Exercise:
All the records that follow need to be reproduced exactly. Omit the images.

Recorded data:
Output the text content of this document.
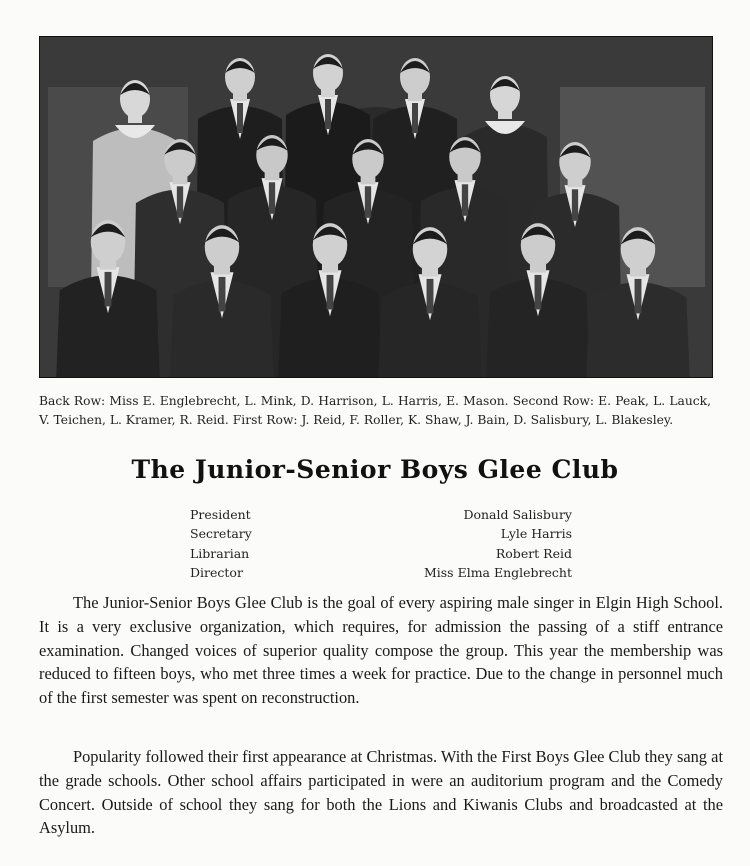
Back Row: Miss E. Englebrecht, L. Mink, D. Harrison, L. Harris, E. Mason. Second Row: E. Peak, L. Lauck, V. Teichen, L. Kramer, R. Reid. First Row: J. Reid, F. Roller, K. Shaw, J. Bain, D. Salisbury, L. Blakesley.
The Junior-Senior Boys Glee Club
President	Donald Salisbury
Secretary	Lyle Harris
Librarian	Robert Reid
Director	Miss Elma Englebrecht

The Junior-Senior Boys Glee Club is the goal of every aspiring male singer in Elgin High School. It is a very exclusive organization, which requires, for admission the passing of a stiff entrance examination. Changed voices of superior quality compose the group. This year the membership was reduced to fifteen boys, who met three times a week for practice. Due to the change in personnel much of the first semester was spent on reconstruction.

Popularity followed their first appearance at Christmas. With the First Boys Glee Club they sang at the grade schools. Other school affairs participated in were an auditorium program and the Comedy Concert. Outside of school they sang for both the Lions and Kiwanis Clubs and broadcasted at the Asylum.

Problem solution:
Output the text content of this document.
Back Row: Miss E. Englebrecht, L. Mink, D. Harrison, L. Harris, E. Mason. Second Row: E. Peak, L. Lauck, V. Teichen, L. Kramer, R. Reid. First Row: J. Reid, F. Roller, K. Shaw, J. Bain, D. Salisbury, L. Blakesley.
The Junior-Senior Boys Glee Club
President	Donald Salisbury
Secretary	Lyle Harris
Librarian	Robert Reid
Director	Miss Elma Englebrecht

The Junior-Senior Boys Glee Club is the goal of every aspiring male singer in Elgin High School. It is a very exclusive organization, which requires, for admission the passing of a stiff entrance examination. Changed voices of superior quality compose the group. This year the membership was reduced to fifteen boys, who met three times a week for practice. Due to the change in personnel much of the first semester was spent on reconstruction.

Popularity followed their first appearance at Christmas. With the First Boys Glee Club they sang at the grade schools. Other school affairs participated in were an auditorium program and the Comedy Concert. Outside of school they sang for both the Lions and Kiwanis Clubs and broadcasted at the Asylum.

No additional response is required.